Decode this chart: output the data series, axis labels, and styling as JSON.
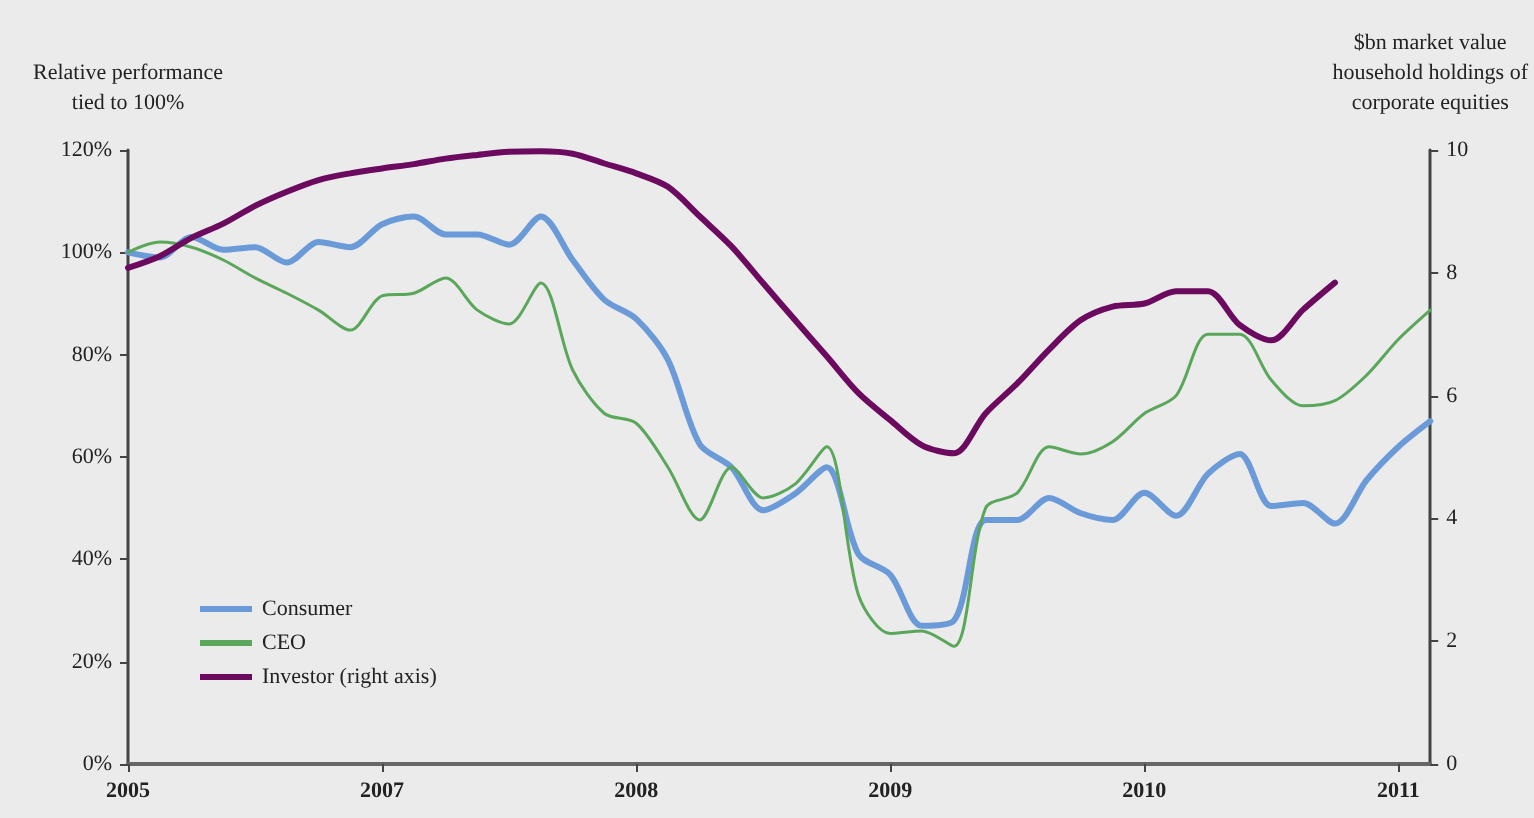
{
  "chart_data": {
    "type": "line",
    "ylabel": "Relative performance\ntied to 100%",
    "y2label": "$bn market value\nhousehold holdings of\ncorporate equities",
    "categories": [
      "2005",
      null,
      null,
      null,
      null,
      null,
      null,
      null,
      "2007",
      null,
      null,
      null,
      null,
      null,
      null,
      null,
      "2008",
      null,
      null,
      null,
      null,
      null,
      null,
      null,
      "2009",
      null,
      null,
      null,
      null,
      null,
      null,
      null,
      "2010",
      null,
      null,
      null,
      null,
      null,
      null,
      null,
      "2011",
      null
    ],
    "series": [
      {
        "name": "Consumer",
        "color": "#6a9bd8",
        "values": [
          100,
          99,
          103,
          100.5,
          101,
          98,
          102,
          101,
          105.5,
          107,
          103.5,
          103.5,
          101.5,
          107,
          98.5,
          90.7,
          87,
          79,
          62.5,
          58,
          49.6,
          52.8,
          58,
          41,
          37,
          27,
          28,
          47.7,
          47.7,
          52,
          49,
          47.7,
          53,
          48.5,
          56.7,
          60.6,
          50.4,
          51,
          47,
          55.5,
          62,
          67
        ]
      },
      {
        "name": "CEO",
        "color": "#5aa65a",
        "values": [
          100,
          102,
          101,
          98.5,
          95,
          92,
          88.7,
          84.8,
          91.5,
          92,
          95,
          88.7,
          86,
          94,
          77,
          68.5,
          66.6,
          58,
          47.7,
          58,
          52,
          54.7,
          62,
          33,
          25.5,
          26,
          23,
          50,
          53,
          62,
          60.6,
          63,
          68.5,
          72,
          84,
          84,
          75,
          70,
          71,
          76,
          83,
          88.7
        ]
      },
      {
        "name": "Investor (right axis)",
        "color": "#6b0a5e",
        "axis": "y2",
        "values": [
          8.08,
          8.27,
          8.57,
          8.8,
          9.09,
          9.32,
          9.51,
          9.62,
          9.7,
          9.77,
          9.86,
          9.92,
          9.97,
          9.98,
          9.94,
          9.78,
          9.62,
          9.4,
          8.92,
          8.43,
          7.83,
          7.23,
          6.64,
          6.04,
          5.6,
          5.19,
          5.06,
          5.71,
          6.2,
          6.75,
          7.23,
          7.45,
          7.5,
          7.7,
          7.7,
          7.15,
          6.9,
          7.4,
          7.84,
          null,
          null,
          null
        ]
      }
    ],
    "ylim": [
      0,
      120
    ],
    "yticks": [
      {
        "value": 0,
        "label": "0%"
      },
      {
        "value": 20,
        "label": "20%"
      },
      {
        "value": 40,
        "label": "40%"
      },
      {
        "value": 60,
        "label": "60%"
      },
      {
        "value": 80,
        "label": "80%"
      },
      {
        "value": 100,
        "label": "100%"
      },
      {
        "value": 120,
        "label": "120%"
      }
    ],
    "y2lim": [
      0,
      10
    ],
    "y2ticks": [
      0,
      2,
      4,
      6,
      8,
      10
    ],
    "grid": false,
    "legend": "bottom left",
    "marker": "none",
    "line_style": "solid"
  }
}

════════════════════

__What you have to do__.
List all lines from the entries that include the word "color".

__The completed task__.
        "color": "#6a9bd8",
        "color": "#5aa65a",
        "color": "#6b0a5e",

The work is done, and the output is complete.